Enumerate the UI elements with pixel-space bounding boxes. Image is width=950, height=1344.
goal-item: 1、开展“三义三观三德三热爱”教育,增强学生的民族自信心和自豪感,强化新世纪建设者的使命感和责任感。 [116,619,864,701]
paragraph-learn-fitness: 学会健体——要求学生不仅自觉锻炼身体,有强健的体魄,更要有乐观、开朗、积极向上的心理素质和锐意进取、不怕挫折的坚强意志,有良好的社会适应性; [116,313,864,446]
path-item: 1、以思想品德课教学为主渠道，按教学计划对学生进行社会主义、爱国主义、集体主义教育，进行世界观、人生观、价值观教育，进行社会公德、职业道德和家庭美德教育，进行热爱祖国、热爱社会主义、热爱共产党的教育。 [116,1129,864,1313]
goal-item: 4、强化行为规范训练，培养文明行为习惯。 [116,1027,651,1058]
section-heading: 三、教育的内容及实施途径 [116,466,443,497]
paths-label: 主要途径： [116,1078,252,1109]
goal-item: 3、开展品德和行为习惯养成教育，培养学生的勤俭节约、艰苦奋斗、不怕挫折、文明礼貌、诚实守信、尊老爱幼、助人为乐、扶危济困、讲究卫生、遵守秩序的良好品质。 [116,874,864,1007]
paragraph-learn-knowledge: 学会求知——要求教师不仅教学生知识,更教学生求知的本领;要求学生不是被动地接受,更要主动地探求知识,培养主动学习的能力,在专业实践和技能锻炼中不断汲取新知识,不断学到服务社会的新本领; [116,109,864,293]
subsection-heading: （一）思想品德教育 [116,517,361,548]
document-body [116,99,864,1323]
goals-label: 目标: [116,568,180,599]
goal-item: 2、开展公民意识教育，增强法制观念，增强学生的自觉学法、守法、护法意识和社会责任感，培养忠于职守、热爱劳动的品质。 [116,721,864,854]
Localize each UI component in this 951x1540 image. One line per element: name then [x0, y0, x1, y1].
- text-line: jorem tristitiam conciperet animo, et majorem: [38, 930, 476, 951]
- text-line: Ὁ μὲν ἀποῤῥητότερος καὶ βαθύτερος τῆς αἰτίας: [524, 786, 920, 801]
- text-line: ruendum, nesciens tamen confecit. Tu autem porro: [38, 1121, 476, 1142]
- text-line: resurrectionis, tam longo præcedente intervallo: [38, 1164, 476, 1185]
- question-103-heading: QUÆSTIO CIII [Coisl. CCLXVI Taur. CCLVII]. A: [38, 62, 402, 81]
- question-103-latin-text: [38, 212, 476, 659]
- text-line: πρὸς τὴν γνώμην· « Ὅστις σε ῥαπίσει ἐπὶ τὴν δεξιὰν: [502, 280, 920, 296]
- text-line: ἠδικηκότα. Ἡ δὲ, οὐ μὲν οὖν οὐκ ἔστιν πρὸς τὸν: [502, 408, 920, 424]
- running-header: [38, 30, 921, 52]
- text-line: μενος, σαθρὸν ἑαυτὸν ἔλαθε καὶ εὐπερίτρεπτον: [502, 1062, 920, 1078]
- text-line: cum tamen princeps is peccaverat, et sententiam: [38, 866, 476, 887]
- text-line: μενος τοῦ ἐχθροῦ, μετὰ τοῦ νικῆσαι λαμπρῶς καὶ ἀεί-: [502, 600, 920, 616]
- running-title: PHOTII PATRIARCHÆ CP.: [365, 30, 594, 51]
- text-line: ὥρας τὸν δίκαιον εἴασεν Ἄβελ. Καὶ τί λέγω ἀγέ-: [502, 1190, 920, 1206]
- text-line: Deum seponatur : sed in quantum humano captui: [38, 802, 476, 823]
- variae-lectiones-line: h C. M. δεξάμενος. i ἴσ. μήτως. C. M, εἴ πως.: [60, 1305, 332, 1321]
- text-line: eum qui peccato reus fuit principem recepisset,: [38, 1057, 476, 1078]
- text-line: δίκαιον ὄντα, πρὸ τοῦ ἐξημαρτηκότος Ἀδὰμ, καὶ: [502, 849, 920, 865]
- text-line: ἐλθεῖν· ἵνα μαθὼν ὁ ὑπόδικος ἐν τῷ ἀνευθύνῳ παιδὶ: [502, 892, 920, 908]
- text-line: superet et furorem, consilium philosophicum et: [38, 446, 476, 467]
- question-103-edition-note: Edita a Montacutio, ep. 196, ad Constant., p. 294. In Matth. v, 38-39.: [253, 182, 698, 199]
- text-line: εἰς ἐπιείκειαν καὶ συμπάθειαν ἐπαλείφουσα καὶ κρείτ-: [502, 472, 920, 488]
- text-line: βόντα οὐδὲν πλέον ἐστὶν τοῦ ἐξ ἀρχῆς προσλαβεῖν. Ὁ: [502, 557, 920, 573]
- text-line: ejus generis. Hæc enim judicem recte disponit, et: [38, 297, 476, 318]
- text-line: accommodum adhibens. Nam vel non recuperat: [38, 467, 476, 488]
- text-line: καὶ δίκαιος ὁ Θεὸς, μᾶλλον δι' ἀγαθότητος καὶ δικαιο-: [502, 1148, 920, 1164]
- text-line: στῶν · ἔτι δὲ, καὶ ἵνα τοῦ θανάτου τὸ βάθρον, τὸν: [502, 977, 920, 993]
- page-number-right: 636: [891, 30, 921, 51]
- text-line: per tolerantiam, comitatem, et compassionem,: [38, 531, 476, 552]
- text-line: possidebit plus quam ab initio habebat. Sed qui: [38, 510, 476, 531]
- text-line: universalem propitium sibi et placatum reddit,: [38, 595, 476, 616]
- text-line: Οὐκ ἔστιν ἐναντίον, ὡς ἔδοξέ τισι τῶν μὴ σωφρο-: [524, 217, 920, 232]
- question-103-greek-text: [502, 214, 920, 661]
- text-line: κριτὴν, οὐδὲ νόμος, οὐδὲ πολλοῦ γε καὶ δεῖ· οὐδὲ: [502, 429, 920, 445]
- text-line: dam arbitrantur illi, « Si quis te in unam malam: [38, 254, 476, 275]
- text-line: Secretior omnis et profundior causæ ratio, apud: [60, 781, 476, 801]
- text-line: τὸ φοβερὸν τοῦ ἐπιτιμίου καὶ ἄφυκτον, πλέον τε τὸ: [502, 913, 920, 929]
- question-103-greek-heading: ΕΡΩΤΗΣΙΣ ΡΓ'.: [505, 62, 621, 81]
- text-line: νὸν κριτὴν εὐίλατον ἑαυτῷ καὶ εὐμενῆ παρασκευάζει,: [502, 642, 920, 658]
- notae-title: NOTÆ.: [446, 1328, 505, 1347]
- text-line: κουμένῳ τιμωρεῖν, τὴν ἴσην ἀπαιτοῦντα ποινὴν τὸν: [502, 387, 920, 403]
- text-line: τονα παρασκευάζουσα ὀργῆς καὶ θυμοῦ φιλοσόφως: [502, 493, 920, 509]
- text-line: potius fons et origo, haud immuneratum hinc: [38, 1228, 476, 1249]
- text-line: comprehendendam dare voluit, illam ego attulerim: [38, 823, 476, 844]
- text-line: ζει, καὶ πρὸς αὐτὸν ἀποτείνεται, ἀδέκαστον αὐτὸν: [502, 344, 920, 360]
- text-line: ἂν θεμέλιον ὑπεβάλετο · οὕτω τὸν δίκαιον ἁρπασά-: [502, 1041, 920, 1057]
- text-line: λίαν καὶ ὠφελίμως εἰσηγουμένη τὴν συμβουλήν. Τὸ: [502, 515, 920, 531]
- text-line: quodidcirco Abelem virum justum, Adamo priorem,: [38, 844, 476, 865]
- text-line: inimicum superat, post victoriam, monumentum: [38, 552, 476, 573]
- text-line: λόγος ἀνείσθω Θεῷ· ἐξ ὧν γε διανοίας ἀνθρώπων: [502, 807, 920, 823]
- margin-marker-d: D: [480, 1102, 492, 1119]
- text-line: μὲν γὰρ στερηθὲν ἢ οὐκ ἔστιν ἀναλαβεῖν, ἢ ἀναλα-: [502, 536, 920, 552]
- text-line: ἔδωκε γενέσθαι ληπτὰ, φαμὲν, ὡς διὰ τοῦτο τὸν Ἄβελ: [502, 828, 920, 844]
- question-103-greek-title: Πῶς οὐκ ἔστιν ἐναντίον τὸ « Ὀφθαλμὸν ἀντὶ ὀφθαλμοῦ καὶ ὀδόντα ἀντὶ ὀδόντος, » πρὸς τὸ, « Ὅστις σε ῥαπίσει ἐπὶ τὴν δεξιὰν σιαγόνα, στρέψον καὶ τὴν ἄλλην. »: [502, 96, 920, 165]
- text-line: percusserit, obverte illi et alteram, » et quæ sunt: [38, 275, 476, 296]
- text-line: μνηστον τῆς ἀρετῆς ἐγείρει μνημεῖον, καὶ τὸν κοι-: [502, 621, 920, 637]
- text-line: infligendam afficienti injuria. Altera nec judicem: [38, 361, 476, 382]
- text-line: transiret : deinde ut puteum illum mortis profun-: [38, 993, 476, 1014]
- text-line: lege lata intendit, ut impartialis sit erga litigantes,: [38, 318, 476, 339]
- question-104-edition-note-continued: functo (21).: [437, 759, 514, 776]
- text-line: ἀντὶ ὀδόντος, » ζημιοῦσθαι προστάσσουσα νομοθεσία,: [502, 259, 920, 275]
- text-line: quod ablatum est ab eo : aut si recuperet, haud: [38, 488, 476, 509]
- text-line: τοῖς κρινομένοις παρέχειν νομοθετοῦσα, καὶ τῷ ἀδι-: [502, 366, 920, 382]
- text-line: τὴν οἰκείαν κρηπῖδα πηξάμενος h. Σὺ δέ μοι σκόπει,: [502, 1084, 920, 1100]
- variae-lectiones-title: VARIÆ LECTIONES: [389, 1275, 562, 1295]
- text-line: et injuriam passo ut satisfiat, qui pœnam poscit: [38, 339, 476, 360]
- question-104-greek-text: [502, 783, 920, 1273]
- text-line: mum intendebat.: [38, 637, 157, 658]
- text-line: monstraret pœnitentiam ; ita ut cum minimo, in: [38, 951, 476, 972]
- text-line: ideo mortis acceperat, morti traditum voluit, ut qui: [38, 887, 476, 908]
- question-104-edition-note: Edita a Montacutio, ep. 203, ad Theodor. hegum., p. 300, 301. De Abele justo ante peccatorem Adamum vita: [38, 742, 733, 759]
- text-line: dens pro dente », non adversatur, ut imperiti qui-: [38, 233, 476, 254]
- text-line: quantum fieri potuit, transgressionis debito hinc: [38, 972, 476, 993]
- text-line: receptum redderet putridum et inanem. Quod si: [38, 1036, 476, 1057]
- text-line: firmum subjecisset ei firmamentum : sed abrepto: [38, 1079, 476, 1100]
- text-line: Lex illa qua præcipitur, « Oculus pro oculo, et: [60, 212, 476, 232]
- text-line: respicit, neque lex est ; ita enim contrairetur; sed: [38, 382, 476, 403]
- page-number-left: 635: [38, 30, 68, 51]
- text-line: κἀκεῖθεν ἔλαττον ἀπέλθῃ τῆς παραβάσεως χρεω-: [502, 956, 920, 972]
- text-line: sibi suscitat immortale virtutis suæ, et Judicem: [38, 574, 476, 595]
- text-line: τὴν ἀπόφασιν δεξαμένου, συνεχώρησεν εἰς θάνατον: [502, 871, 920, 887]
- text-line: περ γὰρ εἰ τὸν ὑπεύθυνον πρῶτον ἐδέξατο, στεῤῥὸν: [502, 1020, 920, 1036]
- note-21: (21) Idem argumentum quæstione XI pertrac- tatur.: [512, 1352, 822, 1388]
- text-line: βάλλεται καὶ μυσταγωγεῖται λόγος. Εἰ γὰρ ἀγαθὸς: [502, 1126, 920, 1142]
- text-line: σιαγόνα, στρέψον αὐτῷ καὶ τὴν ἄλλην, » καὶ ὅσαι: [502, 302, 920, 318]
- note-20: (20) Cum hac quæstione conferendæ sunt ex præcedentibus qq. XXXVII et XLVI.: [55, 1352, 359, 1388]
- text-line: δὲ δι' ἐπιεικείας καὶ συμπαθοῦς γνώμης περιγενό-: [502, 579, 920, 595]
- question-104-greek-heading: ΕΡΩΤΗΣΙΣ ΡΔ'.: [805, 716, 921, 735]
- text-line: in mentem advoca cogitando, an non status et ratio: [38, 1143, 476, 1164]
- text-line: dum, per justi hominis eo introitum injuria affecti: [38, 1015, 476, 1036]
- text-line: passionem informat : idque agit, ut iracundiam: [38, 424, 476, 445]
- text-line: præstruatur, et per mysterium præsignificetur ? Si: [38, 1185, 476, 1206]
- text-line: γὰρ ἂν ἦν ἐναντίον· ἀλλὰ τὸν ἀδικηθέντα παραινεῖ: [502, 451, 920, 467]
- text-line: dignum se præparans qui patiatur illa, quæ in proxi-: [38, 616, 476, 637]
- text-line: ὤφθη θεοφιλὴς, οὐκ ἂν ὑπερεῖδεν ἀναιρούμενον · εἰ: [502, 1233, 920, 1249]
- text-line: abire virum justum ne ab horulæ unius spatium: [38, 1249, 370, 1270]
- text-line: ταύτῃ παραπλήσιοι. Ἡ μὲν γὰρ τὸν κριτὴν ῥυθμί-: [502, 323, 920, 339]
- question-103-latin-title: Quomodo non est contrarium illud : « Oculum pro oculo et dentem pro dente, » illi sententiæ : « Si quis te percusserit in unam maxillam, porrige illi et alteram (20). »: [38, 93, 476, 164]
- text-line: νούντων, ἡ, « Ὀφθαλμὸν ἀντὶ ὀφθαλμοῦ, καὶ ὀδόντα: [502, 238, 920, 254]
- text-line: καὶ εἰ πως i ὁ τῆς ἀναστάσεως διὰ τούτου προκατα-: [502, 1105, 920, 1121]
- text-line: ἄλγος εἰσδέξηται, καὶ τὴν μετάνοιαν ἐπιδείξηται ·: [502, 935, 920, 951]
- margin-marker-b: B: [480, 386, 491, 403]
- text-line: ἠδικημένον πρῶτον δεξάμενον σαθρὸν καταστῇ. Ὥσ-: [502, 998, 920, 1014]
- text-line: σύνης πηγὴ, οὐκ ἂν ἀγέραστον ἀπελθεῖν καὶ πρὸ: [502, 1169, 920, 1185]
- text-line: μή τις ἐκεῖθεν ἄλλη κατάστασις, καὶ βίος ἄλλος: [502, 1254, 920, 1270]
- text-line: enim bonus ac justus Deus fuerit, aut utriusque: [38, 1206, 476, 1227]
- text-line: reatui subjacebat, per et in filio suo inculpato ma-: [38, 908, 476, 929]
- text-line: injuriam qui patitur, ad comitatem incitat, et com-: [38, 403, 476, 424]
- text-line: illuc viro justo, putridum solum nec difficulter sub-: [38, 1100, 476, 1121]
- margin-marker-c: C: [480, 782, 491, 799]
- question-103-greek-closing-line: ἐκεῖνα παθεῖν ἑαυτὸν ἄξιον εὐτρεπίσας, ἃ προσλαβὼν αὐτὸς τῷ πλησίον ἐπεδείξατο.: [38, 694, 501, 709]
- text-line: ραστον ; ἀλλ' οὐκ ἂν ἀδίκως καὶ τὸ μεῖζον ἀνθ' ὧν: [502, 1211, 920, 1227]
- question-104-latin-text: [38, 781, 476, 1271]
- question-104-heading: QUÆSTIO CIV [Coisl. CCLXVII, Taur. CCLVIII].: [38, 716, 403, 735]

- - -

→ **Work required**
Rewrite the data from its first line through the line with "document-body [116,99,864,1323]", swapping "goal-item" for "target-item" and leaving everything else as it is. Give only those lines.

→ **Response below**
Enumerate the UI elements with pixel-space bounding boxes. Image is width=950, height=1344.
target-item: 1、开展“三义三观三德三热爱”教育,增强学生的民族自信心和自豪感,强化新世纪建设者的使命感和责任感。 [116,619,864,701]
paragraph-learn-fitness: 学会健体——要求学生不仅自觉锻炼身体,有强健的体魄,更要有乐观、开朗、积极向上的心理素质和锐意进取、不怕挫折的坚强意志,有良好的社会适应性; [116,313,864,446]
path-item: 1、以思想品德课教学为主渠道，按教学计划对学生进行社会主义、爱国主义、集体主义教育，进行世界观、人生观、价值观教育，进行社会公德、职业道德和家庭美德教育，进行热爱祖国、热爱社会主义、热爱共产党的教育。 [116,1129,864,1313]
target-item: 4、强化行为规范训练，培养文明行为习惯。 [116,1027,651,1058]
section-heading: 三、教育的内容及实施途径 [116,466,443,497]
paths-label: 主要途径： [116,1078,252,1109]
target-item: 3、开展品德和行为习惯养成教育，培养学生的勤俭节约、艰苦奋斗、不怕挫折、文明礼貌、诚实守信、尊老爱幼、助人为乐、扶危济困、讲究卫生、遵守秩序的良好品质。 [116,874,864,1007]
paragraph-learn-knowledge: 学会求知——要求教师不仅教学生知识,更教学生求知的本领;要求学生不是被动地接受,更要主动地探求知识,培养主动学习的能力,在专业实践和技能锻炼中不断汲取新知识,不断学到服务社会的新本领; [116,109,864,293]
subsection-heading: （一）思想品德教育 [116,517,361,548]
document-body [116,99,864,1323]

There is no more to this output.